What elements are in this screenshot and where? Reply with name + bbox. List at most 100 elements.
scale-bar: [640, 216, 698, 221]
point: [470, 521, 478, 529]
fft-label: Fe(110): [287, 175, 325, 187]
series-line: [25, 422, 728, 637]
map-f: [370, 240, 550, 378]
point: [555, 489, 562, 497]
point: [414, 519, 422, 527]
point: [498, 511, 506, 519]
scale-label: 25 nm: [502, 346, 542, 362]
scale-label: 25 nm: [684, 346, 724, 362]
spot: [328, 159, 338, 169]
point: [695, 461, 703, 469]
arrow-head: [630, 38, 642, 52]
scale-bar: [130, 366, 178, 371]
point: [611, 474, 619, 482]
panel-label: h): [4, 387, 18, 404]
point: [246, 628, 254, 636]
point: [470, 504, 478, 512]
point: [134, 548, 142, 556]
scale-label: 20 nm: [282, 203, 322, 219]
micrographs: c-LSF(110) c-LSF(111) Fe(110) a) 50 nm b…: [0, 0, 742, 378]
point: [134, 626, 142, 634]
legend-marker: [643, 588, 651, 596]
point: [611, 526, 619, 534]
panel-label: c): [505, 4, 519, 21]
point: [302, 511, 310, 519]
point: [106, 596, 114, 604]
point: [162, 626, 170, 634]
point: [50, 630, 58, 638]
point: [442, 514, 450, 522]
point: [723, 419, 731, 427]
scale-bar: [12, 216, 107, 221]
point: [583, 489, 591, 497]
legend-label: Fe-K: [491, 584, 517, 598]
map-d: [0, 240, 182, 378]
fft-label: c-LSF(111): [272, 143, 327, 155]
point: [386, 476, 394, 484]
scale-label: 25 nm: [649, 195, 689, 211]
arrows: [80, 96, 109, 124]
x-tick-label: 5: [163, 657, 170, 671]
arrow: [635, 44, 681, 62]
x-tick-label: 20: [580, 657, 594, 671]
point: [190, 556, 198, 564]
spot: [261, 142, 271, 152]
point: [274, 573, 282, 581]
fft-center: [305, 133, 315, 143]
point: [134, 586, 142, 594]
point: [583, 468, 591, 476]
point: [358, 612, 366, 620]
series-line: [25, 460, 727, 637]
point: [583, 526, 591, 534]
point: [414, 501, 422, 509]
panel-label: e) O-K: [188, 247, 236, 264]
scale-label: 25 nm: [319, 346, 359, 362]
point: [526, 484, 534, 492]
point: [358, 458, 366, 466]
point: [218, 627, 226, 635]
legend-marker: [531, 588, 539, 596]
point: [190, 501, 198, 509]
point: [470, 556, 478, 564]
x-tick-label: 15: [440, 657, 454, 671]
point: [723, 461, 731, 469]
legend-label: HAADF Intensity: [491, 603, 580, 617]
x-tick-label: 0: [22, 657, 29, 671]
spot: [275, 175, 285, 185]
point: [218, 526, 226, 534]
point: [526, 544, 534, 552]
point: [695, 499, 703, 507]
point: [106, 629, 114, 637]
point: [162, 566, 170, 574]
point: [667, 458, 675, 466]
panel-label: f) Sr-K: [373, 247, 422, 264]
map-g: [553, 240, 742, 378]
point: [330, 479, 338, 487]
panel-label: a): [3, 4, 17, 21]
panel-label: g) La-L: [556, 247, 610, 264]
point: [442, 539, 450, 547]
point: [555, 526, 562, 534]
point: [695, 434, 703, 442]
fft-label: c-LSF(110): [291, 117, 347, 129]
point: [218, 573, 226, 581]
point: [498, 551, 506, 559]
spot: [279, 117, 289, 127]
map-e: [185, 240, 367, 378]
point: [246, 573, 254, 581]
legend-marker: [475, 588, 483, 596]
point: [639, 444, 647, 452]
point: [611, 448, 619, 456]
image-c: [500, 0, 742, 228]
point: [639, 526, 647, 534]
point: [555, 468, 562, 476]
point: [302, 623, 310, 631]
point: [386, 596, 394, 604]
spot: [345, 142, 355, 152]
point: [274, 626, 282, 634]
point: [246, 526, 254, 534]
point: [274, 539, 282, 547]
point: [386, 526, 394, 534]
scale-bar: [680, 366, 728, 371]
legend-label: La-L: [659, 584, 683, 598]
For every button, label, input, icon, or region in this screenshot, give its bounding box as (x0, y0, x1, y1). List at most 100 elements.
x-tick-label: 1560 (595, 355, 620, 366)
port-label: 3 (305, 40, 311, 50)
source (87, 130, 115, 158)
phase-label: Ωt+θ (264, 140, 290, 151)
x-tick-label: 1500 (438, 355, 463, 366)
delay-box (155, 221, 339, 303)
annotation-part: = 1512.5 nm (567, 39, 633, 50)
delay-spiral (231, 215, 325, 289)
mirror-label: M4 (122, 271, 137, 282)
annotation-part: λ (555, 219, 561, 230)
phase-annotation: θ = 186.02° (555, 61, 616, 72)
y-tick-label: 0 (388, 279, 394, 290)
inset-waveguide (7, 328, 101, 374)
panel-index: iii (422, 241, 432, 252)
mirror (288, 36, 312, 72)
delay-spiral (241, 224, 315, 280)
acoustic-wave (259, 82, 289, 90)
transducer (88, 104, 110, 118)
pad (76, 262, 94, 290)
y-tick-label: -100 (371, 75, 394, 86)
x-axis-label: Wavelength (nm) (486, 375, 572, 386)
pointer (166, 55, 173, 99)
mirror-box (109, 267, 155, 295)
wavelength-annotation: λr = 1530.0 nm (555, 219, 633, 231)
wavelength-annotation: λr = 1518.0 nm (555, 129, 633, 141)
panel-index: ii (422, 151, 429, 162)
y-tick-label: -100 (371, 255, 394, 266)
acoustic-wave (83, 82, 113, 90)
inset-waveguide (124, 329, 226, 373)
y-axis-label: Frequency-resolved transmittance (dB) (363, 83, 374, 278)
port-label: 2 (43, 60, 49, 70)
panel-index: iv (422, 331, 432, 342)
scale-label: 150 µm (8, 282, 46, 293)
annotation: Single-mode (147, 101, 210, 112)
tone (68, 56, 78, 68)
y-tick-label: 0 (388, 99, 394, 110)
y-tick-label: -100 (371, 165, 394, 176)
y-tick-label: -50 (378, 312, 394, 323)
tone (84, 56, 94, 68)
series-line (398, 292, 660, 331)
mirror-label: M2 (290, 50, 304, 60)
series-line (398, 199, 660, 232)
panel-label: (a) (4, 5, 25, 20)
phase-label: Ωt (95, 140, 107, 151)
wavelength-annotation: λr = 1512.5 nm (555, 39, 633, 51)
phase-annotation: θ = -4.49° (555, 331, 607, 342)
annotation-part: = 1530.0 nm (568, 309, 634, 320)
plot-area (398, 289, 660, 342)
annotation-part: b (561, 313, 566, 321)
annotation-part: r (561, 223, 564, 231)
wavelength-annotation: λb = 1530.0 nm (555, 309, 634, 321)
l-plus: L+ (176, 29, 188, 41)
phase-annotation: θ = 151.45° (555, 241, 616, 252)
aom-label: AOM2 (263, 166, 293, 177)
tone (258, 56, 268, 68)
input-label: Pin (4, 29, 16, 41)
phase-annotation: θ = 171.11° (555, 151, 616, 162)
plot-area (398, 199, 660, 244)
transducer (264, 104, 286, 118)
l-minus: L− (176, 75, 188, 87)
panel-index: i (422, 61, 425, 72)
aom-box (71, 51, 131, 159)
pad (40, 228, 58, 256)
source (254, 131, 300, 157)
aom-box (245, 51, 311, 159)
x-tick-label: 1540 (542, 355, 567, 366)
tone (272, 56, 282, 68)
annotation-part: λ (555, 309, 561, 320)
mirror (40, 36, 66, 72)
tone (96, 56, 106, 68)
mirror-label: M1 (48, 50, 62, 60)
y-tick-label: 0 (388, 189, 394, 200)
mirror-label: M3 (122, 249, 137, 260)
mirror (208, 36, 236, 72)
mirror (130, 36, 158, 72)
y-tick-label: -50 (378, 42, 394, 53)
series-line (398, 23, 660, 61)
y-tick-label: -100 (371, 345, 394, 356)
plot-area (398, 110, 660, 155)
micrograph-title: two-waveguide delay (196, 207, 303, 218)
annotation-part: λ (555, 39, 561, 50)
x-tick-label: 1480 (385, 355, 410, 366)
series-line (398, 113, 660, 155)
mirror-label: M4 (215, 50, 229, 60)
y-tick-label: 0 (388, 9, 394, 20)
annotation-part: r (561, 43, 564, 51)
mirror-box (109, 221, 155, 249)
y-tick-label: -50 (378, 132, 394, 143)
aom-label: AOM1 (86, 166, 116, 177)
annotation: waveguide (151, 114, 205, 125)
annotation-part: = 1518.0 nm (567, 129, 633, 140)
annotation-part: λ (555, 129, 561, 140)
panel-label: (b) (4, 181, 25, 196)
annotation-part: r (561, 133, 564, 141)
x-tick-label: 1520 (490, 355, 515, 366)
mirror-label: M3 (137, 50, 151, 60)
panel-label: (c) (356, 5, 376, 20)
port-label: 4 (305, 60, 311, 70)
* * * *
- [What the task asks] Reproduce the listing above word for word, from its first line up to and including the line that contains "point: [611, 526, 619, 534]".

- [Written reply]
What elements are in this screenshot and where? Reply with name + bbox. List at most 100 elements.
scale-bar: [640, 216, 698, 221]
point: [470, 521, 478, 529]
fft-label: Fe(110): [287, 175, 325, 187]
series-line: [25, 422, 728, 637]
map-f: [370, 240, 550, 378]
point: [555, 489, 562, 497]
point: [414, 519, 422, 527]
point: [498, 511, 506, 519]
scale-label: 25 nm: [502, 346, 542, 362]
scale-label: 25 nm: [684, 346, 724, 362]
spot: [328, 159, 338, 169]
point: [695, 461, 703, 469]
arrow-head: [630, 38, 642, 52]
scale-bar: [130, 366, 178, 371]
point: [611, 474, 619, 482]
panel-label: h): [4, 387, 18, 404]
point: [246, 628, 254, 636]
point: [470, 504, 478, 512]
point: [134, 548, 142, 556]
scale-label: 20 nm: [282, 203, 322, 219]
micrographs: c-LSF(110) c-LSF(111) Fe(110) a) 50 nm b…: [0, 0, 742, 378]
point: [134, 626, 142, 634]
legend-marker: [643, 588, 651, 596]
point: [611, 526, 619, 534]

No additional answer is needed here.